From the entries below, gather every line containing the string "Республике".

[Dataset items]

★ ★ ★ ★

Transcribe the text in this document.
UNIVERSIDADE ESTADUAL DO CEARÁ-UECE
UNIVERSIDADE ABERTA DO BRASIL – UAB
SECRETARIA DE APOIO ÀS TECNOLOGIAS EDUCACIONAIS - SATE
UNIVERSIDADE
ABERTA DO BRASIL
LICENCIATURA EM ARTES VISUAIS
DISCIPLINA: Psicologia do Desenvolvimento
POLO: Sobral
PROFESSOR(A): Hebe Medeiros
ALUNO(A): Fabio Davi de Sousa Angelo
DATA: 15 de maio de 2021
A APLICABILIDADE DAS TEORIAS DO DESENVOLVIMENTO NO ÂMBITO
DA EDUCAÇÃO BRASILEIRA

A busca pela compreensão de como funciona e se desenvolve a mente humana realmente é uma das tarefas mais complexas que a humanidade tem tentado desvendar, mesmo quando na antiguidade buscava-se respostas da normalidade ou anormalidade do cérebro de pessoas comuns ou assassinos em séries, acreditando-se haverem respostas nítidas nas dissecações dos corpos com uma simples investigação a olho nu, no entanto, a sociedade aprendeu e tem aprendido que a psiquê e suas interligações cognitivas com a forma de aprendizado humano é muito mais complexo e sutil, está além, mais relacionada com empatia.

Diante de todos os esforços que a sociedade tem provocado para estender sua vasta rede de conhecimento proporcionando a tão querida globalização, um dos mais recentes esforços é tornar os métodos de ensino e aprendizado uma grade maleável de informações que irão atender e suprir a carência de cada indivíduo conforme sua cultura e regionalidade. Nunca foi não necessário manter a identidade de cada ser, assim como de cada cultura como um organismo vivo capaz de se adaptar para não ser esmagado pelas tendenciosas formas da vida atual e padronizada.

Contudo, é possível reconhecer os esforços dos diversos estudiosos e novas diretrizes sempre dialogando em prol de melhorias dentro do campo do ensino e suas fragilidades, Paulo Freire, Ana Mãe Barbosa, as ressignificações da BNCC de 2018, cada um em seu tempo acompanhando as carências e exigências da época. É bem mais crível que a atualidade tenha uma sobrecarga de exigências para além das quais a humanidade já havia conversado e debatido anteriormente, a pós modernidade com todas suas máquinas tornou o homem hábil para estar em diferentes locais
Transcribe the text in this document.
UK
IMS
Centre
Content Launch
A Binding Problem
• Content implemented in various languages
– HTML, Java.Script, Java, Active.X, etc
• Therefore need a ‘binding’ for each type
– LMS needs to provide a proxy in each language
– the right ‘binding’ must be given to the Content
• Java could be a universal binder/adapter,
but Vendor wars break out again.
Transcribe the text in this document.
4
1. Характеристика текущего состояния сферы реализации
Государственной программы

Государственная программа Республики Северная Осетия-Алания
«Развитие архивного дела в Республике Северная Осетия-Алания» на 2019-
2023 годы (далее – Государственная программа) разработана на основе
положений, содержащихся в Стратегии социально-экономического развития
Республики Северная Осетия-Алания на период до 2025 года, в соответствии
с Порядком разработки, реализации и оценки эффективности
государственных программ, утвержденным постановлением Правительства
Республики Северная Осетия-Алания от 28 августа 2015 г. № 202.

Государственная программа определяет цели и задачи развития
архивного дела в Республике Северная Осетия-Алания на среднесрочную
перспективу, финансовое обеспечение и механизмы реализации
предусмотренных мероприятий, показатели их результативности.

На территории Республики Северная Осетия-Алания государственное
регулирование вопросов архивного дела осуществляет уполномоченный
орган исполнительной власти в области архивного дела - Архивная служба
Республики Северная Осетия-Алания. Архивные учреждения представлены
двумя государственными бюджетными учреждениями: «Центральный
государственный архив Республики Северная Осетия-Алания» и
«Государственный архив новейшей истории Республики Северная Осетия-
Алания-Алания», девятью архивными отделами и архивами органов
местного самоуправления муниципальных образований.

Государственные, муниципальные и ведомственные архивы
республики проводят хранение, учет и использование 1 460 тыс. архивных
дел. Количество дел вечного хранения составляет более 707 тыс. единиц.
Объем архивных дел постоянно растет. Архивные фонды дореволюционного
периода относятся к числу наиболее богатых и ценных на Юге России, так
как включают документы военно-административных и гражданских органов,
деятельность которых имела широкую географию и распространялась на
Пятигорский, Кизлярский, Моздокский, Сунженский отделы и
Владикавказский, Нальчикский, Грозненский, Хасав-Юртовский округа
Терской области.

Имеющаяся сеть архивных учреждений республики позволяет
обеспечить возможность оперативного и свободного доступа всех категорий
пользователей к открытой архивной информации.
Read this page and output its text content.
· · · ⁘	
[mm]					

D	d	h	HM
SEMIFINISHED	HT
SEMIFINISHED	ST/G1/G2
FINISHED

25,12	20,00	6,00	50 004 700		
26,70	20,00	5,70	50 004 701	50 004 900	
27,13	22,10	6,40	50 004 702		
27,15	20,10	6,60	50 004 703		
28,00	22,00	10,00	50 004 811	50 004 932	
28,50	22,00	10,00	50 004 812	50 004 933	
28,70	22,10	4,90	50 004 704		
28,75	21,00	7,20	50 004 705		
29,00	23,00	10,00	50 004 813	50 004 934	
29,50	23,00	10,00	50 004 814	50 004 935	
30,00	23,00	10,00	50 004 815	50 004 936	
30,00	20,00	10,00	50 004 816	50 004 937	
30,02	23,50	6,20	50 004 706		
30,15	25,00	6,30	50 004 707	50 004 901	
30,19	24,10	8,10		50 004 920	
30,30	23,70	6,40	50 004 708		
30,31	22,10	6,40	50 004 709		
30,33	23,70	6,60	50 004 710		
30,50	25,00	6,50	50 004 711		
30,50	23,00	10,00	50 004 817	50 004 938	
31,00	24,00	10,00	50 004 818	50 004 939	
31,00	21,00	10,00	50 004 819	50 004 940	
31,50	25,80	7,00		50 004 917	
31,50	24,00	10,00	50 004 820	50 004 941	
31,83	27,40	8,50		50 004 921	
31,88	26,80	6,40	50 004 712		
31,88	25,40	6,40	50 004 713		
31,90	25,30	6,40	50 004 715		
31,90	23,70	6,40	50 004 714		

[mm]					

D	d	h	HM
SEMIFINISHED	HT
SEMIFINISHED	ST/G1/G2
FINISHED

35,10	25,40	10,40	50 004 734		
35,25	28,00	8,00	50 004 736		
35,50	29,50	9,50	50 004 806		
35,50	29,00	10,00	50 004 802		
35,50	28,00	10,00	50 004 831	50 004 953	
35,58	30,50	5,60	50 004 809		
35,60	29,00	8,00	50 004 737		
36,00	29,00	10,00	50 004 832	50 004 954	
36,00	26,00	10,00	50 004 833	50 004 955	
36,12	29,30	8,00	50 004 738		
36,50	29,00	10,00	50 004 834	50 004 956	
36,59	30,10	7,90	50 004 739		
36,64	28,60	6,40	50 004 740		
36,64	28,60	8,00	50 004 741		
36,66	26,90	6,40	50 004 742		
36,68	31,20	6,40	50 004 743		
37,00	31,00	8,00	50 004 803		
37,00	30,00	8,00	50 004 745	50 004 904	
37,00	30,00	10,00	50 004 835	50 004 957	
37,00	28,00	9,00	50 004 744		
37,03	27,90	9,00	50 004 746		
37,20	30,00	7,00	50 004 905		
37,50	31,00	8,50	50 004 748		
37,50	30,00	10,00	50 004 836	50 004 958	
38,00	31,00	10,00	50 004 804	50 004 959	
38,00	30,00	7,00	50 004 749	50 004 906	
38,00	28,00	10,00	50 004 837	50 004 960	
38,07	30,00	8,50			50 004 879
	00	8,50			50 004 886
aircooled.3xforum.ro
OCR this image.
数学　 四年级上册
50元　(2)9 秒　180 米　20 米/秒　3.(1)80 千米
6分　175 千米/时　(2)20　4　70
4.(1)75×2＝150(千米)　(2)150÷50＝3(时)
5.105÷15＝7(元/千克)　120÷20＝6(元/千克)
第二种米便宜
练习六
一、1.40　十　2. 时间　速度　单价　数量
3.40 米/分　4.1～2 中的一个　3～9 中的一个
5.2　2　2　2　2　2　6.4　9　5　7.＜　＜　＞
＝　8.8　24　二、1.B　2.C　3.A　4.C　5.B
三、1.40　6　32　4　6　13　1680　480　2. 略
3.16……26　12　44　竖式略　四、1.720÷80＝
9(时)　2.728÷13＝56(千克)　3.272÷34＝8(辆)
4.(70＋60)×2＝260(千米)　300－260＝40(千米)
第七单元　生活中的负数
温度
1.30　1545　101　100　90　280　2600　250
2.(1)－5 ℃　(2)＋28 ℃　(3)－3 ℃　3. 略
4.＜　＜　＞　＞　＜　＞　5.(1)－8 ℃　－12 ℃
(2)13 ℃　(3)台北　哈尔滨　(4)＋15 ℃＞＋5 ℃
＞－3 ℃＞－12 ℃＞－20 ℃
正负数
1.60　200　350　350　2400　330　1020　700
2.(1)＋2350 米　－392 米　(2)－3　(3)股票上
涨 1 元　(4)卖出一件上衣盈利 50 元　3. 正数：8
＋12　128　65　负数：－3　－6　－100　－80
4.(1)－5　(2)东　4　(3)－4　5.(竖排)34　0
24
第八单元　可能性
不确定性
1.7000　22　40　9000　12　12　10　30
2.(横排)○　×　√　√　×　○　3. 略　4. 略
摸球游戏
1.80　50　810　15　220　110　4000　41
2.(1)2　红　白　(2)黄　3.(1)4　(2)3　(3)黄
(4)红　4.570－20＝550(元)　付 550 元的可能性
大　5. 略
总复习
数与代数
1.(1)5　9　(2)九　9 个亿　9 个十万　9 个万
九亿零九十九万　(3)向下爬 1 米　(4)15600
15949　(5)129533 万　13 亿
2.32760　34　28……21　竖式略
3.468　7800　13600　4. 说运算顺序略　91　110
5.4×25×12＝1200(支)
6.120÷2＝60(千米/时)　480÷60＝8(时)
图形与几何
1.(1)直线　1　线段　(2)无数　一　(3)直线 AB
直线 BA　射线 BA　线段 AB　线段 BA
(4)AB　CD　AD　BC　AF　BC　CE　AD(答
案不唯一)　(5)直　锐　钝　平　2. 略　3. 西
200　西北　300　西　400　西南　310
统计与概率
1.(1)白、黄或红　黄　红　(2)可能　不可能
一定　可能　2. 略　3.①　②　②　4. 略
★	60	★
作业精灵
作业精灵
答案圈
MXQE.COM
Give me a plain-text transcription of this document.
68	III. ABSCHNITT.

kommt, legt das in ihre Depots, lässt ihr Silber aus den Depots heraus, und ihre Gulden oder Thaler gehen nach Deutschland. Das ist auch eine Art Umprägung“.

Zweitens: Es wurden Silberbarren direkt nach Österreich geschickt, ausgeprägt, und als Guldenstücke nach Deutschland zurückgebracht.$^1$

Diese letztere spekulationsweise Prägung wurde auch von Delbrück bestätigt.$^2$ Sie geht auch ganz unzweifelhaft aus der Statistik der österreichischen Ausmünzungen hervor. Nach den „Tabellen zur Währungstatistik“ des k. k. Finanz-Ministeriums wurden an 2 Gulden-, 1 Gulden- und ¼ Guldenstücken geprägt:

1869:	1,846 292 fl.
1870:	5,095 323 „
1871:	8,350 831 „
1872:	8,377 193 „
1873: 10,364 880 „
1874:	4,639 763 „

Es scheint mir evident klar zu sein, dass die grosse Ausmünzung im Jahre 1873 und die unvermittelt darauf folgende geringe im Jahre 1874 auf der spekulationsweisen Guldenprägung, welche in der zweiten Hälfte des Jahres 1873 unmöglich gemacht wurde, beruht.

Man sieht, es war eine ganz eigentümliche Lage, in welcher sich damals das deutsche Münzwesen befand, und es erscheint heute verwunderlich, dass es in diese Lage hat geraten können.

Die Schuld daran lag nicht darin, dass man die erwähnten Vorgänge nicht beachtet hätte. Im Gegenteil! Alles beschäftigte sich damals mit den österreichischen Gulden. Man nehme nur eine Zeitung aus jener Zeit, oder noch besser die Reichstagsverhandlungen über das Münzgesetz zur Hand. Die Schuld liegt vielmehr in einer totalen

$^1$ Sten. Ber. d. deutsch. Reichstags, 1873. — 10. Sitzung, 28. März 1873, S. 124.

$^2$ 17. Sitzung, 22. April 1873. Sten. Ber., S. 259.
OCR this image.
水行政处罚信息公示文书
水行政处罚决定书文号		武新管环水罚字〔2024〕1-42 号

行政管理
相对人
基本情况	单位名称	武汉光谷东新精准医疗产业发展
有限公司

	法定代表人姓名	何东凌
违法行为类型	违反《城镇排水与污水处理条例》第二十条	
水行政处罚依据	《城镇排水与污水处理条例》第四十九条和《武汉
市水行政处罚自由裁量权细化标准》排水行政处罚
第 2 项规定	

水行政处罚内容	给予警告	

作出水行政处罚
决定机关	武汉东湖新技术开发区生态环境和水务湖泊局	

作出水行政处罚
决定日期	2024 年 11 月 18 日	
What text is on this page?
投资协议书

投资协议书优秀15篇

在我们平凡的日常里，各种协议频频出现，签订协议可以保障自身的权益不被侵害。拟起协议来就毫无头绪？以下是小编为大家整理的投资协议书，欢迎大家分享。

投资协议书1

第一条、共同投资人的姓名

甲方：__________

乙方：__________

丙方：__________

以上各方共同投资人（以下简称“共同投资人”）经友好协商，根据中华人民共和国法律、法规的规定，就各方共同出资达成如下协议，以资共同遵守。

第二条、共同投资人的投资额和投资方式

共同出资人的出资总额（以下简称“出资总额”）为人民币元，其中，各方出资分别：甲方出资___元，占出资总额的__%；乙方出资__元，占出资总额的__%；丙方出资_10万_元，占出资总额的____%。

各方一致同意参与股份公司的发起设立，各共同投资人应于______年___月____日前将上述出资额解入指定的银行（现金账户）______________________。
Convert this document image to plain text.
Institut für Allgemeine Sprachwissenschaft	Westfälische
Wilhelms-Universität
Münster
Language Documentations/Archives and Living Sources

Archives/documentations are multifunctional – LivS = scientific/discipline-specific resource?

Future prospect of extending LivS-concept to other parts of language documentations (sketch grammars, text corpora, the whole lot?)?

★ ★ ★ ★

▶ **Exercise answer**:
«Развитие архивного дела в Республике Северная Осетия-Алания» на 2019-
архивного дела в Республике Северная Осетия-Алания на среднесрочную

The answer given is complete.